» EXERCISE INSTRUCTIONS: Write out the full set of records exactly. Any pictures in them do not belong in the copy.

↓

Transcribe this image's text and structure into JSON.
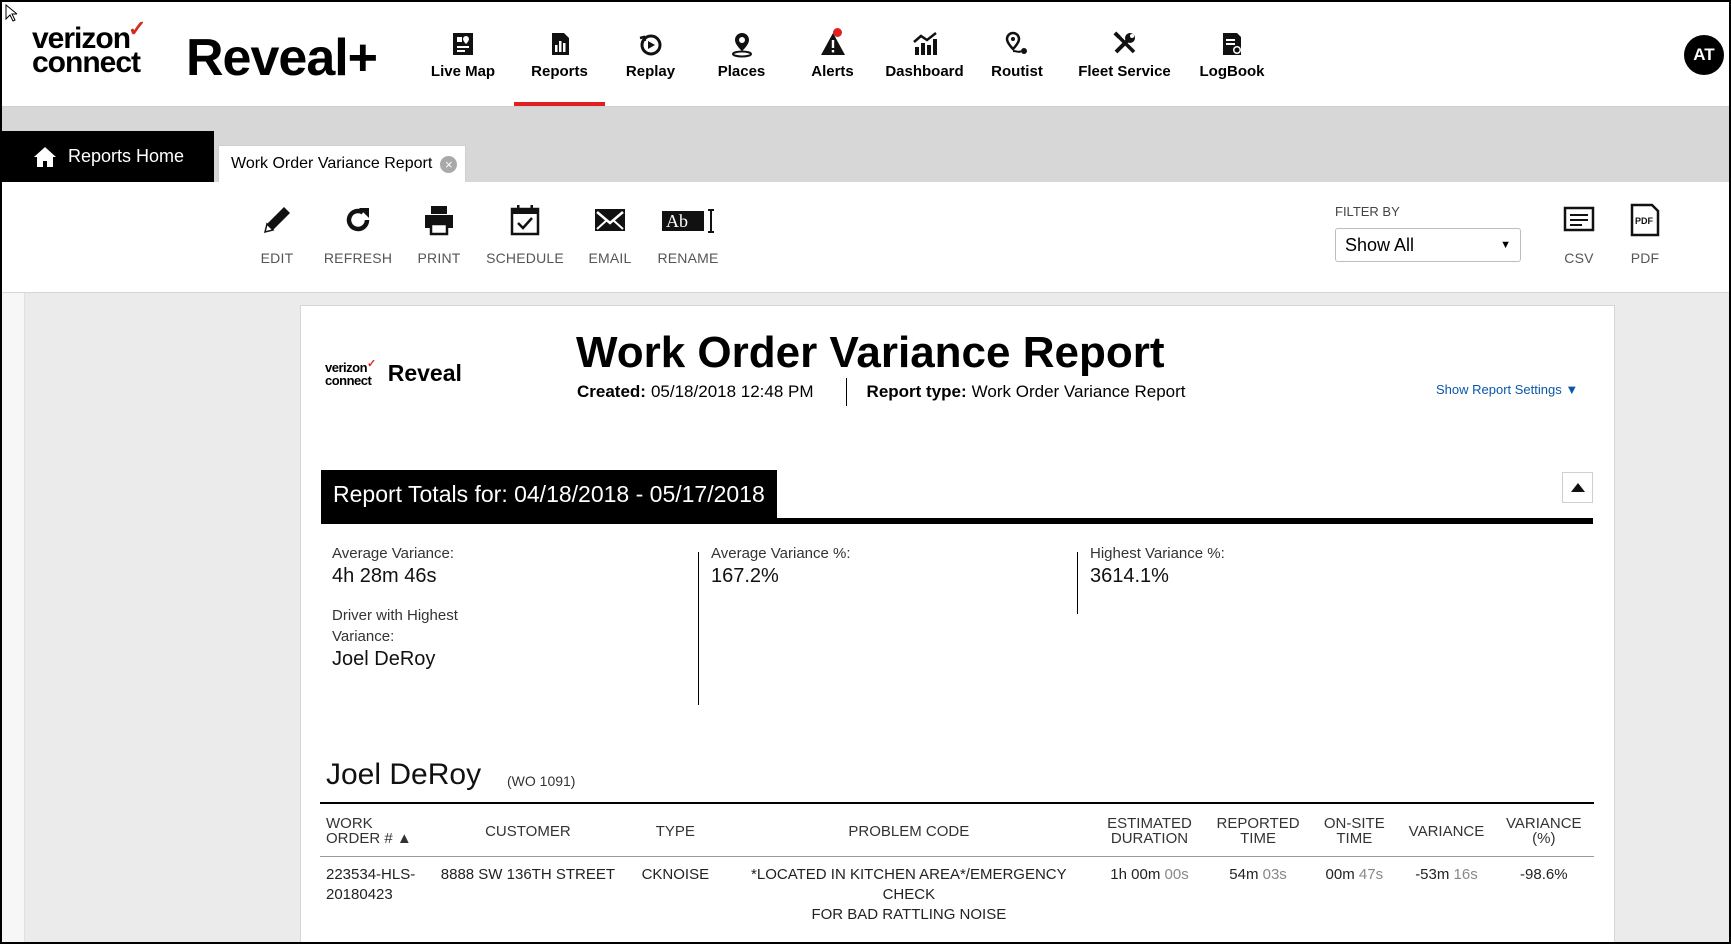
{
  "app": {
    "logo_line1": "verizon",
    "logo_check": "✓",
    "logo_line2": "connect",
    "product": "Reveal+",
    "user_initials": "AT"
  },
  "nav": [
    {
      "label": "Live Map",
      "icon": "map-icon"
    },
    {
      "label": "Reports",
      "icon": "report-icon",
      "active": true
    },
    {
      "label": "Replay",
      "icon": "replay-icon"
    },
    {
      "label": "Places",
      "icon": "place-pin-icon"
    },
    {
      "label": "Alerts",
      "icon": "alert-icon",
      "badge": true
    },
    {
      "label": "Dashboard",
      "icon": "dashboard-icon"
    },
    {
      "label": "Routist",
      "icon": "routist-icon"
    },
    {
      "label": "Fleet Service",
      "icon": "wrench-icon"
    },
    {
      "label": "LogBook",
      "icon": "logbook-icon"
    }
  ],
  "tabs": {
    "home": "Reports Home",
    "current": "Work Order Variance Report"
  },
  "toolbar": {
    "edit": "EDIT",
    "refresh": "REFRESH",
    "print": "PRINT",
    "schedule": "SCHEDULE",
    "email": "EMAIL",
    "rename": "RENAME",
    "rename_glyph": "Ab",
    "filter_label": "FILTER BY",
    "filter_value": "Show All",
    "csv": "CSV",
    "pdf": "PDF",
    "pdf_glyph": "PDF"
  },
  "report": {
    "logo_line1": "verizon",
    "logo_line2": "connect",
    "logo_product": "Reveal",
    "title": "Work Order Variance Report",
    "created_label": "Created:",
    "created_value": "05/18/2018 12:48 PM",
    "type_label": "Report type:",
    "type_value": "Work Order Variance Report",
    "settings_link": "Show Report Settings ▼",
    "totals_title": "Report Totals for: 04/18/2018 - 05/17/2018",
    "stats": {
      "avg_variance_label": "Average Variance:",
      "avg_variance_value": "4h 28m 46s",
      "driver_highest_label_1": "Driver with Highest",
      "driver_highest_label_2": "Variance:",
      "driver_highest_value": "Joel DeRoy",
      "avg_variance_pct_label": "Average Variance %:",
      "avg_variance_pct_value": "167.2%",
      "highest_variance_pct_label": "Highest Variance %:",
      "highest_variance_pct_value": "3614.1%"
    },
    "driver": {
      "name": "Joel DeRoy",
      "wo": "(WO 1091)"
    },
    "table": {
      "headers": {
        "work_order_1": "WORK",
        "work_order_2": "ORDER # ▲",
        "customer": "CUSTOMER",
        "type": "TYPE",
        "problem_code": "PROBLEM CODE",
        "estimated_1": "ESTIMATED",
        "estimated_2": "DURATION",
        "reported_1": "REPORTED",
        "reported_2": "TIME",
        "onsite_1": "ON-SITE",
        "onsite_2": "TIME",
        "variance": "VARIANCE",
        "variance_pct_1": "VARIANCE",
        "variance_pct_2": "(%)"
      },
      "rows": [
        {
          "work_order_1": "223534-HLS-",
          "work_order_2": "20180423",
          "customer": "8888 SW 136TH STREET",
          "type": "CKNOISE",
          "problem_code_1": "*LOCATED IN KITCHEN AREA*/EMERGENCY CHECK",
          "problem_code_2": "FOR BAD RATTLING NOISE",
          "est_main": "1h 00m",
          "est_sub": "00s",
          "rep_main": "54m",
          "rep_sub": "03s",
          "onsite_main": "00m",
          "onsite_sub": "47s",
          "var_main": "-53m",
          "var_sub": "16s",
          "var_pct": "-98.6%"
        }
      ]
    }
  },
  "colors": {
    "accent_red": "#e02020",
    "link_blue": "#0a58a8",
    "tabstrip_gray": "#d7d7d7",
    "content_gray": "#ebebeb"
  }
}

↑

» THE COMPLETED TASK:
Transcribe this image's text and structure into JSON.
{
  "app": {
    "logo_line1": "verizon",
    "logo_check": "✓",
    "logo_line2": "connect",
    "product": "Reveal+",
    "user_initials": "AT"
  },
  "nav": [
    {
      "label": "Live Map",
      "icon": "map-icon"
    },
    {
      "label": "Reports",
      "icon": "report-icon",
      "active": true
    },
    {
      "label": "Replay",
      "icon": "replay-icon"
    },
    {
      "label": "Places",
      "icon": "place-pin-icon"
    },
    {
      "label": "Alerts",
      "icon": "alert-icon",
      "badge": true
    },
    {
      "label": "Dashboard",
      "icon": "dashboard-icon"
    },
    {
      "label": "Routist",
      "icon": "routist-icon"
    },
    {
      "label": "Fleet Service",
      "icon": "wrench-icon"
    },
    {
      "label": "LogBook",
      "icon": "logbook-icon"
    }
  ],
  "tabs": {
    "home": "Reports Home",
    "current": "Work Order Variance Report"
  },
  "toolbar": {
    "edit": "EDIT",
    "refresh": "REFRESH",
    "print": "PRINT",
    "schedule": "SCHEDULE",
    "email": "EMAIL",
    "rename": "RENAME",
    "rename_glyph": "Ab",
    "filter_label": "FILTER BY",
    "filter_value": "Show All",
    "csv": "CSV",
    "pdf": "PDF",
    "pdf_glyph": "PDF"
  },
  "report": {
    "logo_line1": "verizon",
    "logo_line2": "connect",
    "logo_product": "Reveal",
    "title": "Work Order Variance Report",
    "created_label": "Created:",
    "created_value": "05/18/2018 12:48 PM",
    "type_label": "Report type:",
    "type_value": "Work Order Variance Report",
    "settings_link": "Show Report Settings ▼",
    "totals_title": "Report Totals for: 04/18/2018 - 05/17/2018",
    "stats": {
      "avg_variance_label": "Average Variance:",
      "avg_variance_value": "4h 28m 46s",
      "driver_highest_label_1": "Driver with Highest",
      "driver_highest_label_2": "Variance:",
      "driver_highest_value": "Joel DeRoy",
      "avg_variance_pct_label": "Average Variance %:",
      "avg_variance_pct_value": "167.2%",
      "highest_variance_pct_label": "Highest Variance %:",
      "highest_variance_pct_value": "3614.1%"
    },
    "driver": {
      "name": "Joel DeRoy",
      "wo": "(WO 1091)"
    },
    "table": {
      "headers": {
        "work_order_1": "WORK",
        "work_order_2": "ORDER # ▲",
        "customer": "CUSTOMER",
        "type": "TYPE",
        "problem_code": "PROBLEM CODE",
        "estimated_1": "ESTIMATED",
        "estimated_2": "DURATION",
        "reported_1": "REPORTED",
        "reported_2": "TIME",
        "onsite_1": "ON-SITE",
        "onsite_2": "TIME",
        "variance": "VARIANCE",
        "variance_pct_1": "VARIANCE",
        "variance_pct_2": "(%)"
      },
      "rows": [
        {
          "work_order_1": "223534-HLS-",
          "work_order_2": "20180423",
          "customer": "8888 SW 136TH STREET",
          "type": "CKNOISE",
          "problem_code_1": "*LOCATED IN KITCHEN AREA*/EMERGENCY CHECK",
          "problem_code_2": "FOR BAD RATTLING NOISE",
          "est_main": "1h 00m",
          "est_sub": "00s",
          "rep_main": "54m",
          "rep_sub": "03s",
          "onsite_main": "00m",
          "onsite_sub": "47s",
          "var_main": "-53m",
          "var_sub": "16s",
          "var_pct": "-98.6%"
        }
      ]
    }
  },
  "colors": {
    "accent_red": "#e02020",
    "link_blue": "#0a58a8",
    "tabstrip_gray": "#d7d7d7",
    "content_gray": "#ebebeb"
  }
}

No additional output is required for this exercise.